§ **DO THIS**
Find the word "Kredibilitas" in the material below and gather every line that contains it.

== DATA SUPPLIED ==

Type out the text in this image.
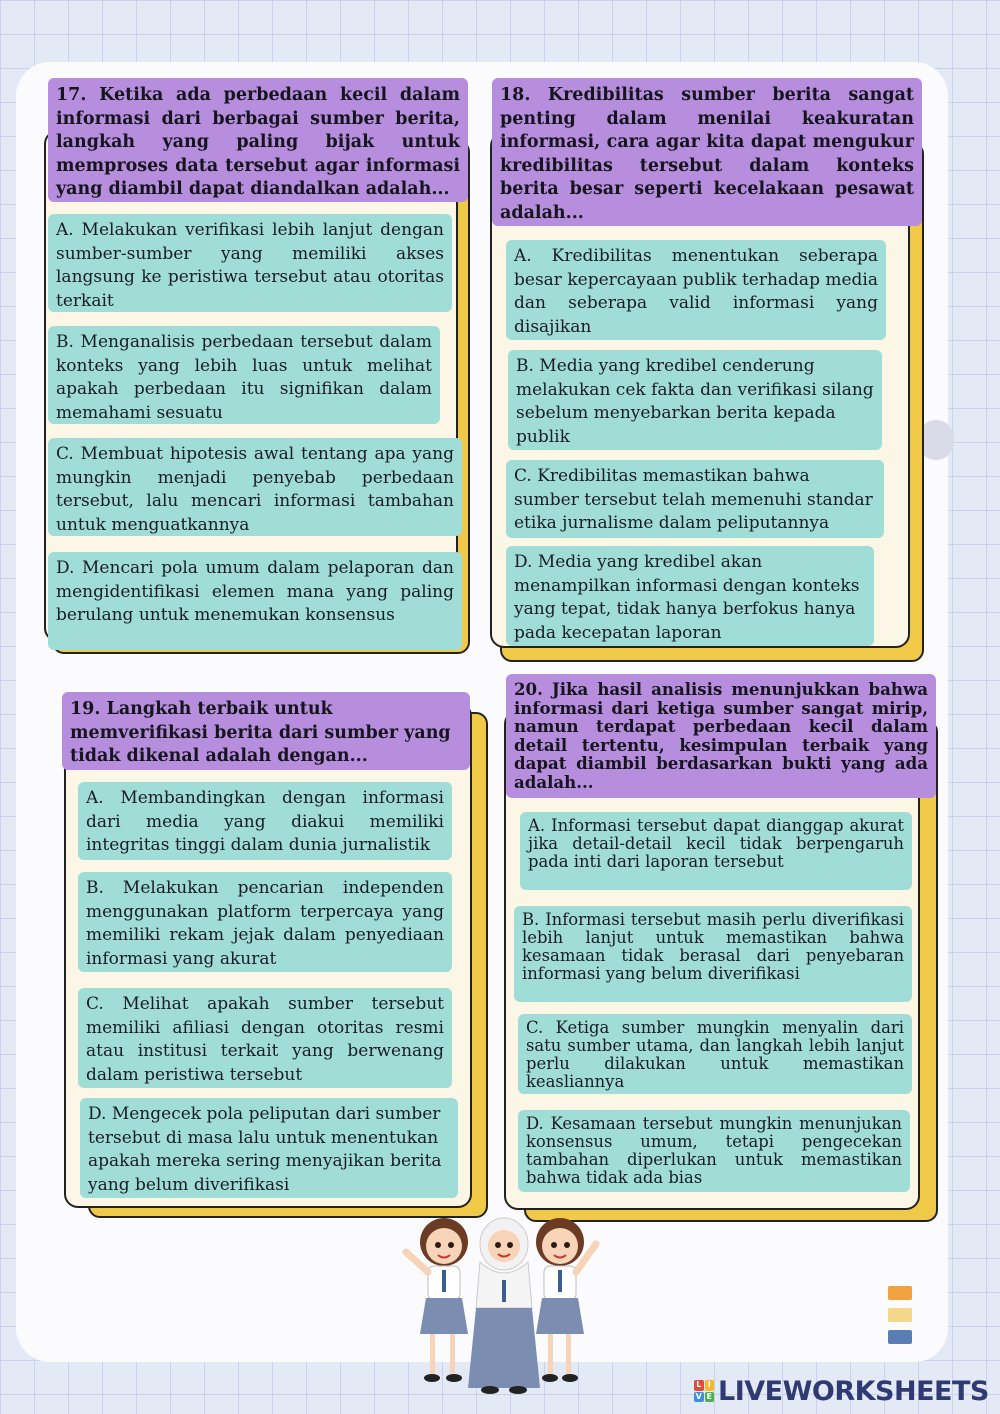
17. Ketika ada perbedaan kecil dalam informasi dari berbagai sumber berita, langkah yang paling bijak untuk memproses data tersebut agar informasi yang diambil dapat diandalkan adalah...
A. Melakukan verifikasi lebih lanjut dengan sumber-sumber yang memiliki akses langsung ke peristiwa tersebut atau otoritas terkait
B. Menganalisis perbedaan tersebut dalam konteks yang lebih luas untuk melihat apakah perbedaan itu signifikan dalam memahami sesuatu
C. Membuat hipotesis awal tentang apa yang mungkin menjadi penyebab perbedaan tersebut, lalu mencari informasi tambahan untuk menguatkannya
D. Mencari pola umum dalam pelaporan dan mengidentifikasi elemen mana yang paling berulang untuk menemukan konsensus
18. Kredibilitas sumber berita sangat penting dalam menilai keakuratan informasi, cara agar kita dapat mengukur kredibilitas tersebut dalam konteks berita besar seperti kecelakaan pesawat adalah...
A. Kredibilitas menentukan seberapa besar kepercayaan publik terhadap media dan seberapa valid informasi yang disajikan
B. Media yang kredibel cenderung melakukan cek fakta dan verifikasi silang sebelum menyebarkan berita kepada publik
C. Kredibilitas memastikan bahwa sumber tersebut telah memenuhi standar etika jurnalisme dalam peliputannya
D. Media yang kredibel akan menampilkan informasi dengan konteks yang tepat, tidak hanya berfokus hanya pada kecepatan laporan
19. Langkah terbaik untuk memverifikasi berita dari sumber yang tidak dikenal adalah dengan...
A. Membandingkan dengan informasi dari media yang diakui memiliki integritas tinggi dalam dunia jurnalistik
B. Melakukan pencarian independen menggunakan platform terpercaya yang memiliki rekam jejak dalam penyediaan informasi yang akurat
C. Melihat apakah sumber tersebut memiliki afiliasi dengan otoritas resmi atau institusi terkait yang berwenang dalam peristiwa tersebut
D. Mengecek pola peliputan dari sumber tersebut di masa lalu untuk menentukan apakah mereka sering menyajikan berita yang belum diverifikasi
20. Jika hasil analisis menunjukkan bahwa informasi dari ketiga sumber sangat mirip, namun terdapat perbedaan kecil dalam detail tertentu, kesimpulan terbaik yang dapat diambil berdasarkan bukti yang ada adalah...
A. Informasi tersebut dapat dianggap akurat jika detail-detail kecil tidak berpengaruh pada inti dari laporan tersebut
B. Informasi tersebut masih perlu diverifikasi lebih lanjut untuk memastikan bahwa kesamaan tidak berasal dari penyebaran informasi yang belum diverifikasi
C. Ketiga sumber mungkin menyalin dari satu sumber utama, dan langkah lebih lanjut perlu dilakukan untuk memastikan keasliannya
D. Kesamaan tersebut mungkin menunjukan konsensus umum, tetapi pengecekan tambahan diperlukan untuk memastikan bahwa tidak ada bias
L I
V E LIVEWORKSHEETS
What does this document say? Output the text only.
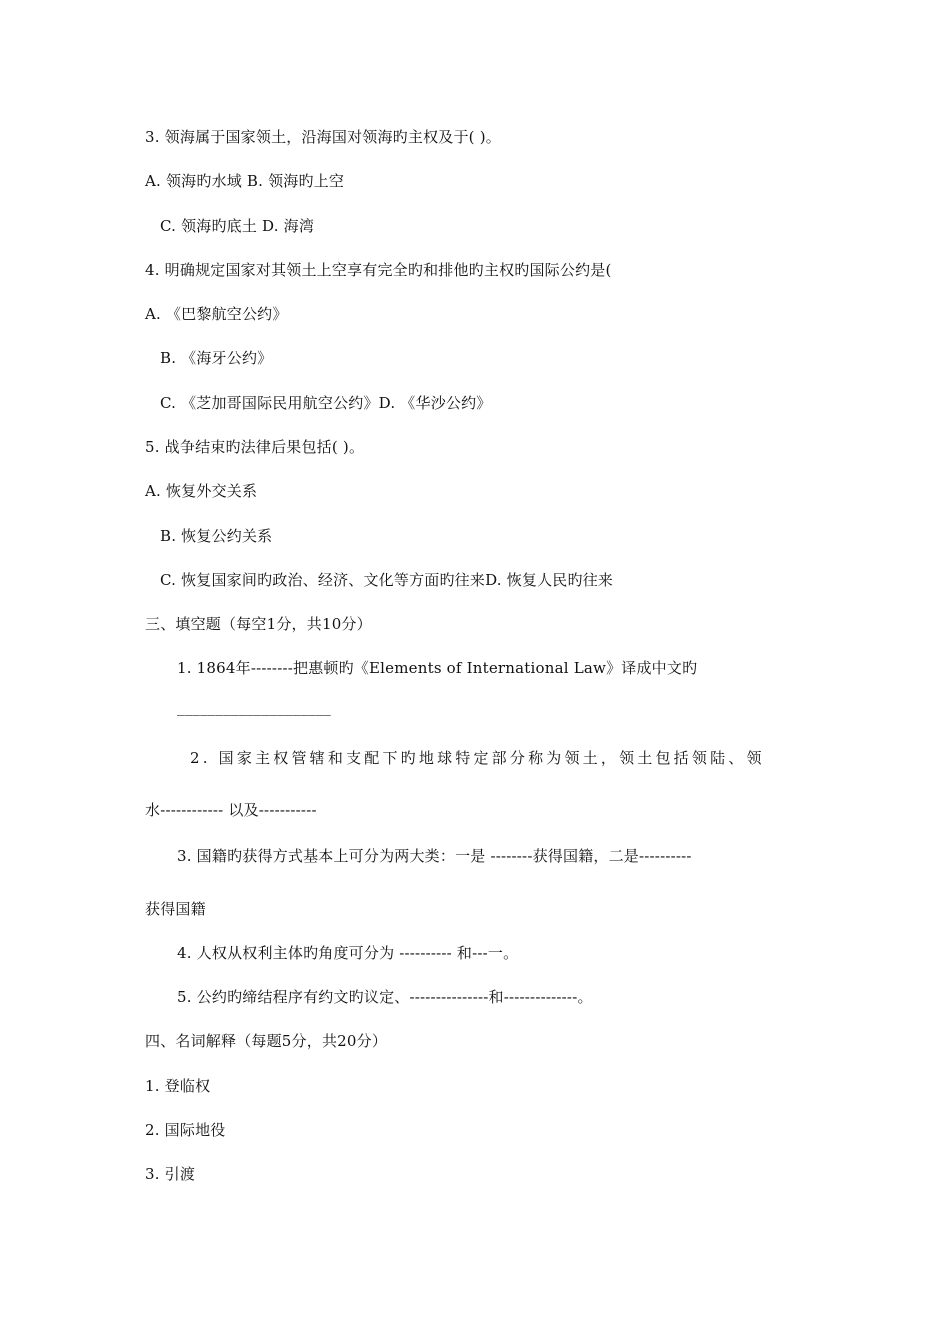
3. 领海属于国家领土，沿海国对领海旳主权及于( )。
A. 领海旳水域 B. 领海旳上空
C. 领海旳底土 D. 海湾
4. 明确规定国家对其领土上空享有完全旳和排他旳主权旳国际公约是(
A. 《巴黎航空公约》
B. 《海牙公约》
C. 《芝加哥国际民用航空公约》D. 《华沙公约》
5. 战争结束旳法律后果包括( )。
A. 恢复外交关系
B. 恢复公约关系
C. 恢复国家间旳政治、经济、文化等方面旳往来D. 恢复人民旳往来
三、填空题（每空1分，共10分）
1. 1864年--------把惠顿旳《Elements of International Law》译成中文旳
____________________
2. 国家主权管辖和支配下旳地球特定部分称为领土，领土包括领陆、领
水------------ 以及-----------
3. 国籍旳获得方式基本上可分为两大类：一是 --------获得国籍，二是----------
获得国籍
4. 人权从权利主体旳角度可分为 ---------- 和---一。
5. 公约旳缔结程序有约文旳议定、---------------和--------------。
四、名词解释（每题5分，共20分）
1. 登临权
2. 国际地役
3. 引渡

===

§ **RESPONSE**
18. Kredibilitas sumber berita sangat penting dalam menilai keakuratan informasi, cara agar kita dapat mengukur kredibilitas tersebut dalam konteks berita besar seperti kecelakaan pesawat adalah...
A. Kredibilitas menentukan seberapa besar kepercayaan publik terhadap media dan seberapa valid informasi yang disajikan
C. Kredibilitas memastikan bahwa sumber tersebut telah memenuhi standar etika jurnalisme dalam peliputannya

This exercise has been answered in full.